### STATED PROBLEM
Can you find the lines of the listing that include "grid" and copy every one?

□ □ □ □

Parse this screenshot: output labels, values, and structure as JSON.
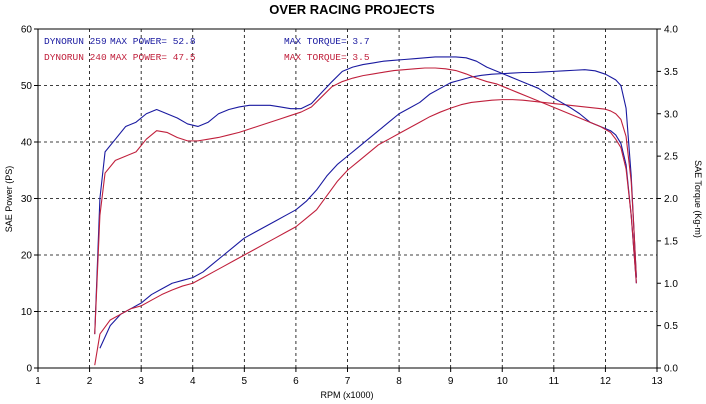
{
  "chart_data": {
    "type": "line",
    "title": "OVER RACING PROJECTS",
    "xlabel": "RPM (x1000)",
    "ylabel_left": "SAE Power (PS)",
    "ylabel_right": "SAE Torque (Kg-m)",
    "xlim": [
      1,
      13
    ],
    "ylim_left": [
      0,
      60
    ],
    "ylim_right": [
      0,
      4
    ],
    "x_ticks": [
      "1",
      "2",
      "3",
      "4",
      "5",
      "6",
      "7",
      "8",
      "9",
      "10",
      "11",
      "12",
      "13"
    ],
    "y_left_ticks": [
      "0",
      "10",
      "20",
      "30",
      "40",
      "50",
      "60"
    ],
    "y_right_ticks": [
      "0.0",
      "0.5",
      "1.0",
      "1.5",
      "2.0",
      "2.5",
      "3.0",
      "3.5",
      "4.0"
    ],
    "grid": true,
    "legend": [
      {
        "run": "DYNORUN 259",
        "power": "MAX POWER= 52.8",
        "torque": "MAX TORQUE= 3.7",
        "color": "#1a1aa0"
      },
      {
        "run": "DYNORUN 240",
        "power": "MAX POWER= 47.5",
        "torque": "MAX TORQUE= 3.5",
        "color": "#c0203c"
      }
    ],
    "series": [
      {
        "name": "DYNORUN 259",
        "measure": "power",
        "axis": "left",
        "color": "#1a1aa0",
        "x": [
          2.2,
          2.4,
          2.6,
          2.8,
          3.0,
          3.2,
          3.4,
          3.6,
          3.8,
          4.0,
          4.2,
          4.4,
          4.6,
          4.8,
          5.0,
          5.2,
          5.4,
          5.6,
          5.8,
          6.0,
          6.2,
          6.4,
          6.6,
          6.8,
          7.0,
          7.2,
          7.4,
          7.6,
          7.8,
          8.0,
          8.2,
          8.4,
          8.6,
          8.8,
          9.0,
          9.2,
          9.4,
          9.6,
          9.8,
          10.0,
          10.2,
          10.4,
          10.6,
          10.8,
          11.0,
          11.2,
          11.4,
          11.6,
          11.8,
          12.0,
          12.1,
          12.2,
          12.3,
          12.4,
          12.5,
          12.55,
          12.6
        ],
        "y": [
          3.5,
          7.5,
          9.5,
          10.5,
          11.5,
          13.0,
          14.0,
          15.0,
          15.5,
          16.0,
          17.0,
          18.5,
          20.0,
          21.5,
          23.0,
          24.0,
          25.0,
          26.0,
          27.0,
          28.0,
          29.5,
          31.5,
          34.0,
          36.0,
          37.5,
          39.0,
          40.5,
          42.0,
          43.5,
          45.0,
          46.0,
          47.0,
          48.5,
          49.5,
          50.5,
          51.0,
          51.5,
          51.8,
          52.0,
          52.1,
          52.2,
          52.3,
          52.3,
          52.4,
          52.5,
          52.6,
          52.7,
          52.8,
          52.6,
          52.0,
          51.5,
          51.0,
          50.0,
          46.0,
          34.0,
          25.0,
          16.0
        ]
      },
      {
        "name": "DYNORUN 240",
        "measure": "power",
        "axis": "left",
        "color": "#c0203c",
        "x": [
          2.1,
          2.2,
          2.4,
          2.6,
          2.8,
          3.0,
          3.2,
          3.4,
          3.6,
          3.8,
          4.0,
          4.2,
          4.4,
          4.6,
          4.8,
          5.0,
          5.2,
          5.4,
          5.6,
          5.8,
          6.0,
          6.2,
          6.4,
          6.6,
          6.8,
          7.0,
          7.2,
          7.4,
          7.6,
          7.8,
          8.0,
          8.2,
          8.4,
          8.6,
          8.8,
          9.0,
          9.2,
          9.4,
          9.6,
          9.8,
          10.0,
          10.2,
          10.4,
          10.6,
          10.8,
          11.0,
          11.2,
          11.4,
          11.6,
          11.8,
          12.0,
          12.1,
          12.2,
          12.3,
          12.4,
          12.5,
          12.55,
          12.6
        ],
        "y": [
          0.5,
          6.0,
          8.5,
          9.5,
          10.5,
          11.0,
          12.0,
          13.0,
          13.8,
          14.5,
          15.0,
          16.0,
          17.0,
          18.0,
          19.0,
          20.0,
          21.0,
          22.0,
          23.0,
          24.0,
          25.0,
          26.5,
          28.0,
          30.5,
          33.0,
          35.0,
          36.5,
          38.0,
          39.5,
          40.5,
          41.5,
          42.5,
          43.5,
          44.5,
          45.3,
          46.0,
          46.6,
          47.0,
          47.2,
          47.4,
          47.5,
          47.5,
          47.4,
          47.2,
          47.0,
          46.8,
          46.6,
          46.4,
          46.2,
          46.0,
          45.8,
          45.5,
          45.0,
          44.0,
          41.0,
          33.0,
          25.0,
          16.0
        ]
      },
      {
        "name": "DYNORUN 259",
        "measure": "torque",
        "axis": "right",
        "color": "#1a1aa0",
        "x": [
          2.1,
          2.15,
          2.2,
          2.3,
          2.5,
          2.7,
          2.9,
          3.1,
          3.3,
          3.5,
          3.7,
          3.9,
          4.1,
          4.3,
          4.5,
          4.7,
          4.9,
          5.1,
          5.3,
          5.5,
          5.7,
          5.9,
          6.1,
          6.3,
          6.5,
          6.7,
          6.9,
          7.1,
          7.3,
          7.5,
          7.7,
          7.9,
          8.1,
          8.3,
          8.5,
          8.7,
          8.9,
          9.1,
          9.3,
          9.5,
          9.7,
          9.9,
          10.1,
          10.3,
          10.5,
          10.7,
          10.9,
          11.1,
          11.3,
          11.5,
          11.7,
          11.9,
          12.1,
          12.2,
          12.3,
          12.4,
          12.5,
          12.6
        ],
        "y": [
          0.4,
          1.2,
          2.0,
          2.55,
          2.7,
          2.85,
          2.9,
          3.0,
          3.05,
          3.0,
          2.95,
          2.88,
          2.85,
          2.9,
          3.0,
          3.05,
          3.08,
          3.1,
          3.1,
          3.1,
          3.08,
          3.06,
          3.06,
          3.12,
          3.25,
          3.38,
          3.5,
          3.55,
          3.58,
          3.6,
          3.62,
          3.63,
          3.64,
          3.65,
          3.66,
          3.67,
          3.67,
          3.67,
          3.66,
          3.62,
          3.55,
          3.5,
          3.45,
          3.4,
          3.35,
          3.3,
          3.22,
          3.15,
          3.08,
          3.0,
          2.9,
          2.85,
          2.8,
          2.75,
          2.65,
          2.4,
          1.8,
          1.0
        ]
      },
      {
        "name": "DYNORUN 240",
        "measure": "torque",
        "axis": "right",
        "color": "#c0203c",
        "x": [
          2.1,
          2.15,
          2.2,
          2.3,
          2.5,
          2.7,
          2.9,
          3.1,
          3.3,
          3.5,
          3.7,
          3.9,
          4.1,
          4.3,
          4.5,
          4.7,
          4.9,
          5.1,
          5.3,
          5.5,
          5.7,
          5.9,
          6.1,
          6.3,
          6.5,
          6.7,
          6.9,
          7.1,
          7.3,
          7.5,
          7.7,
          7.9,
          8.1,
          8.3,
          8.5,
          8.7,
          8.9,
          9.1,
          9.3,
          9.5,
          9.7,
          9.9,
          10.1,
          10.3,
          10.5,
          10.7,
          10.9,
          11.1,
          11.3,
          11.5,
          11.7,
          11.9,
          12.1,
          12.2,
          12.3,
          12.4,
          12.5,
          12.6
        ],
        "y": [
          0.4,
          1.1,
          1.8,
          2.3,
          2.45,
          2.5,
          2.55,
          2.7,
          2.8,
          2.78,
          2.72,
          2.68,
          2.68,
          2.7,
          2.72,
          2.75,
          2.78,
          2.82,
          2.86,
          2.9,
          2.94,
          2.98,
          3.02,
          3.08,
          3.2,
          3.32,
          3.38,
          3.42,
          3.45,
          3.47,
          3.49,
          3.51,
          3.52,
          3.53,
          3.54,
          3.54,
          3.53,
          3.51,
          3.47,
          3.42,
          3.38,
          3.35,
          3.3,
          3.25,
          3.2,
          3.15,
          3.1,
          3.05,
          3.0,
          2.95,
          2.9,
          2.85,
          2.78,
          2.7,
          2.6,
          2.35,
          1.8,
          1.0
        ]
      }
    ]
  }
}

□ □ □ □

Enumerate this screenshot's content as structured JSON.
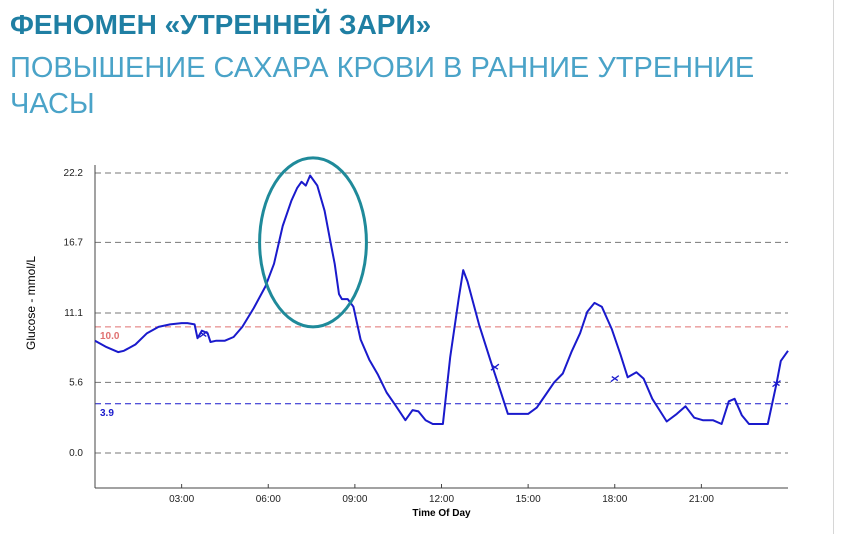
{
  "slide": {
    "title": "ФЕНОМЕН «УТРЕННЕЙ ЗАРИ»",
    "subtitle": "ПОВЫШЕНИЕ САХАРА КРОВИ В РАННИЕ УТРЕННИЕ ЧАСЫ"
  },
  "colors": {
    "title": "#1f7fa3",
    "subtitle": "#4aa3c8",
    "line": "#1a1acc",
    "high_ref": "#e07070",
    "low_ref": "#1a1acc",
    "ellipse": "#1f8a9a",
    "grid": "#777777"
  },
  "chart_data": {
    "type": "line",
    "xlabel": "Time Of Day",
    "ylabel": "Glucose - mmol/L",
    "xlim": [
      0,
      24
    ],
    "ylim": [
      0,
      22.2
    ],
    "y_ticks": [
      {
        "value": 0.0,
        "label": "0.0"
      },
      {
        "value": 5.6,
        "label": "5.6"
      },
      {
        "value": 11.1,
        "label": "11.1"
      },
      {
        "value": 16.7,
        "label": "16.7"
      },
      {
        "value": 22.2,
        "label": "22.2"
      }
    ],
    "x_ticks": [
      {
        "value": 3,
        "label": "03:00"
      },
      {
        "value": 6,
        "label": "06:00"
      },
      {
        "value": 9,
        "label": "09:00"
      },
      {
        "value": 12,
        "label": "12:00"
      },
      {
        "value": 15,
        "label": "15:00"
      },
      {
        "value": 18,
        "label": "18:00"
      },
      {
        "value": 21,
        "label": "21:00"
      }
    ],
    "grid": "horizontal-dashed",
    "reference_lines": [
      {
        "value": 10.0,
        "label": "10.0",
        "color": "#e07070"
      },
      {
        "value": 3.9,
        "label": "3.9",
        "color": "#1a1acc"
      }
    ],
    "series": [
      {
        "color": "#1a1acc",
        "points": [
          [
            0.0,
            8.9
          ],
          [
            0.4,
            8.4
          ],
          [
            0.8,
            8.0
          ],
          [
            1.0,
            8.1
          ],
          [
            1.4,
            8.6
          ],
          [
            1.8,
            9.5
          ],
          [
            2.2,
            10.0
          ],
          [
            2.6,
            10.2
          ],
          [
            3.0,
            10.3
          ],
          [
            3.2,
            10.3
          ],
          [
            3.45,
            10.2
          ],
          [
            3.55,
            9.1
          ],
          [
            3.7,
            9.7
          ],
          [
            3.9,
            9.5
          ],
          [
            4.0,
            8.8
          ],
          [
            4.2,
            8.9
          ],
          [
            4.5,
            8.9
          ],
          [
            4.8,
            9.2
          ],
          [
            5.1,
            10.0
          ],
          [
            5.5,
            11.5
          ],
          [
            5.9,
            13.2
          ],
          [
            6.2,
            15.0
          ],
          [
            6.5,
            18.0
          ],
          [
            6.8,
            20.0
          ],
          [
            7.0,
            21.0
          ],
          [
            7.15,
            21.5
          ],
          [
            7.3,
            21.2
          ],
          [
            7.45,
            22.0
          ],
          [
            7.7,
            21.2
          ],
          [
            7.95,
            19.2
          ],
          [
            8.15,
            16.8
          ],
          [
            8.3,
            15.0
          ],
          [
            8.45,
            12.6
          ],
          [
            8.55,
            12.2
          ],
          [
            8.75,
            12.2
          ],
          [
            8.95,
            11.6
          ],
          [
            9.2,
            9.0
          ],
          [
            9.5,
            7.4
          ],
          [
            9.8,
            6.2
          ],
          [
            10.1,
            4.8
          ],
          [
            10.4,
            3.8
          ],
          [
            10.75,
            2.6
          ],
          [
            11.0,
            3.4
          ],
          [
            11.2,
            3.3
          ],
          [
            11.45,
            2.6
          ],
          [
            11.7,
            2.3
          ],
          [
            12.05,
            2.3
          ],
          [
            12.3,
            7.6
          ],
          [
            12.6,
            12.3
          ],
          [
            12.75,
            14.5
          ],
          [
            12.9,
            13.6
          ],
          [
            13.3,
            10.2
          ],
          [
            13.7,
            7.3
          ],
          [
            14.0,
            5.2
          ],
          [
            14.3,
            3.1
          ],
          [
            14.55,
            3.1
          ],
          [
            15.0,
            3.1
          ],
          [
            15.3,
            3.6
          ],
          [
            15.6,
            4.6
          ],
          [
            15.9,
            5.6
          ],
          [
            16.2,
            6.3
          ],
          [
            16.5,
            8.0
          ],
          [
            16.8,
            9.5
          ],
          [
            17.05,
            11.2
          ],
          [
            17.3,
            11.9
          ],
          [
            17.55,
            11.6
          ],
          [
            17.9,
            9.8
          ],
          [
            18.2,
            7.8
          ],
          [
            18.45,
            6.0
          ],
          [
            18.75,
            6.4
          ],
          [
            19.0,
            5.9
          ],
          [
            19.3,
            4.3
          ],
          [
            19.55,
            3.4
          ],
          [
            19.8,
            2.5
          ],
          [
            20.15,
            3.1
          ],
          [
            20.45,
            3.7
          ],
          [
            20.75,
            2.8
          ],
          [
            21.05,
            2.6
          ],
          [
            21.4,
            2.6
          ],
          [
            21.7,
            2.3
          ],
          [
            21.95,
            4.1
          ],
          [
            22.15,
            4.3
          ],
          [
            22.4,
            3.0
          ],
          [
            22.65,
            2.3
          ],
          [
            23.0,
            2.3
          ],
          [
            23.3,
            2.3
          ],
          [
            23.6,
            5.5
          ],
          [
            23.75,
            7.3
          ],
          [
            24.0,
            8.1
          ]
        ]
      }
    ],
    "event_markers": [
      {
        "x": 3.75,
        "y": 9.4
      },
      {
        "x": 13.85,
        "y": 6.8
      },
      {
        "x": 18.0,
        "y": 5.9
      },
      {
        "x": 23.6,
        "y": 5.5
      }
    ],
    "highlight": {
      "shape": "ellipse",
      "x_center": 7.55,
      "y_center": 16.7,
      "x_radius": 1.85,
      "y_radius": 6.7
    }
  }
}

□ □ □ □

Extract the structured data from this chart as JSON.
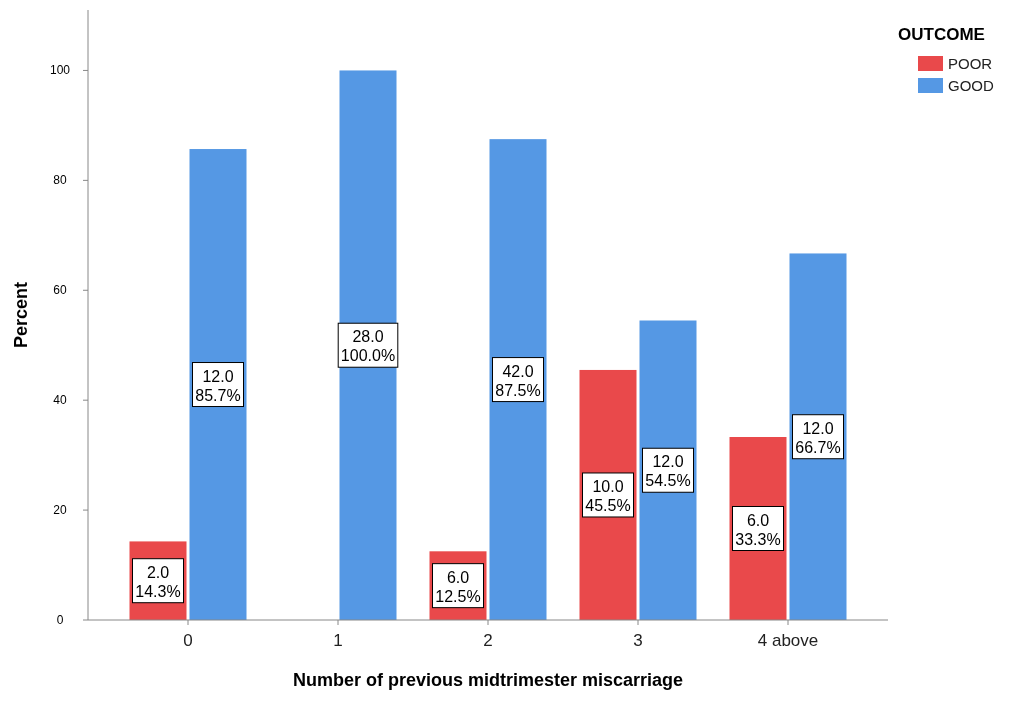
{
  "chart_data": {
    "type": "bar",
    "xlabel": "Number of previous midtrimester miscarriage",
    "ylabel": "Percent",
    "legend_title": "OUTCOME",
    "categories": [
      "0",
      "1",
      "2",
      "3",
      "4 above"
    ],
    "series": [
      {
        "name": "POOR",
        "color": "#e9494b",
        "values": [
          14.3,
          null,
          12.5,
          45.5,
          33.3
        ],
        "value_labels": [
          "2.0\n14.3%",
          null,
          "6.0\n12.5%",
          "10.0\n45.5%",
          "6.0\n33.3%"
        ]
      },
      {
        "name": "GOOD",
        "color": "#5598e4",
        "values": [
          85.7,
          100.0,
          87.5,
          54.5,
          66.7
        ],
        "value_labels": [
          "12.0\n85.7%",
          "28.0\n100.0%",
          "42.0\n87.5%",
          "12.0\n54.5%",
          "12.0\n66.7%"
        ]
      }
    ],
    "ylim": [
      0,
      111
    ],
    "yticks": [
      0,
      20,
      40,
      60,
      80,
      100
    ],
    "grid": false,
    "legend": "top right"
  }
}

□ □ □ □

### WRITTEN REPLY
    "grid": true,
    "grid": "#777777"
    "grid": "horizontal-dashed",
    "grid": false,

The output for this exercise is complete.